Problem to work on » Below are some records; reproduce every one of them exactly.
#### Working data
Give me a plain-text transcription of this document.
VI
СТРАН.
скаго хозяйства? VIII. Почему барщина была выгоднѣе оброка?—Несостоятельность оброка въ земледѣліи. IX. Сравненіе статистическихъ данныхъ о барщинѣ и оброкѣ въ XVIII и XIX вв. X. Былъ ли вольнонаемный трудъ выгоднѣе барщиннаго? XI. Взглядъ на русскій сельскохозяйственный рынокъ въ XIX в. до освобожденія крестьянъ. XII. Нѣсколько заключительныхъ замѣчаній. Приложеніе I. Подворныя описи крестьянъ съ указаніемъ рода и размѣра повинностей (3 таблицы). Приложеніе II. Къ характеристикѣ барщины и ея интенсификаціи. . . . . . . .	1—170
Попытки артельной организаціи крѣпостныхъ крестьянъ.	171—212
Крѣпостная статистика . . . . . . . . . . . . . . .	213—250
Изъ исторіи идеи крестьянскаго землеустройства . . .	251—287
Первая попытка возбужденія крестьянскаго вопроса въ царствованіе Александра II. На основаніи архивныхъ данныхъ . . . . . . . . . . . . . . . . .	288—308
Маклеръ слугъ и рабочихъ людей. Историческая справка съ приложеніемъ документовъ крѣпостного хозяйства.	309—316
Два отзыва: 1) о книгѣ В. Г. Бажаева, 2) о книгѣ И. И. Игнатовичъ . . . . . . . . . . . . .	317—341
########
Written response »
Give me a plain-text transcription of this document.
VI
СТРАН.
скаго хозяйства? VIII. Почему барщина была выгоднѣе оброка?—Несостоятельность оброка въ земледѣліи. IX. Сравненіе статистическихъ данныхъ о барщинѣ и оброкѣ въ XVIII и XIX вв. X. Былъ ли вольнонаемный трудъ выгоднѣе барщиннаго? XI. Взглядъ на русскій сельскохозяйственный рынокъ въ XIX в. до освобожденія крестьянъ. XII. Нѣсколько заключительныхъ замѣчаній. Приложеніе I. Подворныя описи крестьянъ съ указаніемъ рода и размѣра повинностей (3 таблицы). Приложеніе II. Къ характеристикѣ барщины и ея интенсификаціи. . . . . . . .	1—170
Попытки артельной организаціи крѣпостныхъ крестьянъ.	171—212
Крѣпостная статистика . . . . . . . . . . . . . . .	213—250
Изъ исторіи идеи крестьянскаго землеустройства . . .	251—287
Первая попытка возбужденія крестьянскаго вопроса въ царствованіе Александра II. На основаніи архивныхъ данныхъ . . . . . . . . . . . . . . . . .	288—308
Маклеръ слугъ и рабочихъ людей. Историческая справка съ приложеніемъ документовъ крѣпостного хозяйства.	309—316
Два отзыва: 1) о книгѣ В. Г. Бажаева, 2) о книгѣ И. И. Игнатовичъ . . . . . . . . . . . . .	317—341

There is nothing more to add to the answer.